Can you copy out the data exactly? Leave the images out.
+ + + + + + +
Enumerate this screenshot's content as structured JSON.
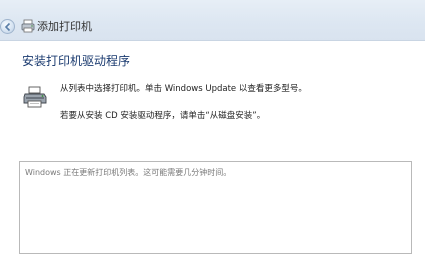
{
  "window": {
    "title": "添加打印机",
    "back_icon": "back-arrow-icon",
    "title_icon": "printer-icon"
  },
  "page": {
    "heading": "安装打印机驱动程序",
    "icon": "printer-icon",
    "description_line1": "从列表中选择打印机。单击 Windows Update 以查看更多型号。",
    "description_line2": "若要从安装 CD 安装驱动程序，请单击“从磁盘安装”。"
  },
  "printer_list": {
    "status_text": "Windows 正在更新打印机列表。这可能需要几分钟时间。"
  },
  "colors": {
    "titlebar": "#dde7f2",
    "heading": "#1b3b70",
    "status_text": "#7a7a7a"
  }
}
+ + + + + + +
- **FINISHED ANSWER**
Enumerate this screenshot's content as structured JSON.
{
  "window": {
    "title": "添加打印机",
    "back_icon": "back-arrow-icon",
    "title_icon": "printer-icon"
  },
  "page": {
    "heading": "安装打印机驱动程序",
    "icon": "printer-icon",
    "description_line1": "从列表中选择打印机。单击 Windows Update 以查看更多型号。",
    "description_line2": "若要从安装 CD 安装驱动程序，请单击“从磁盘安装”。"
  },
  "printer_list": {
    "status_text": "Windows 正在更新打印机列表。这可能需要几分钟时间。"
  },
  "colors": {
    "titlebar": "#dde7f2",
    "heading": "#1b3b70",
    "status_text": "#7a7a7a"
  }
}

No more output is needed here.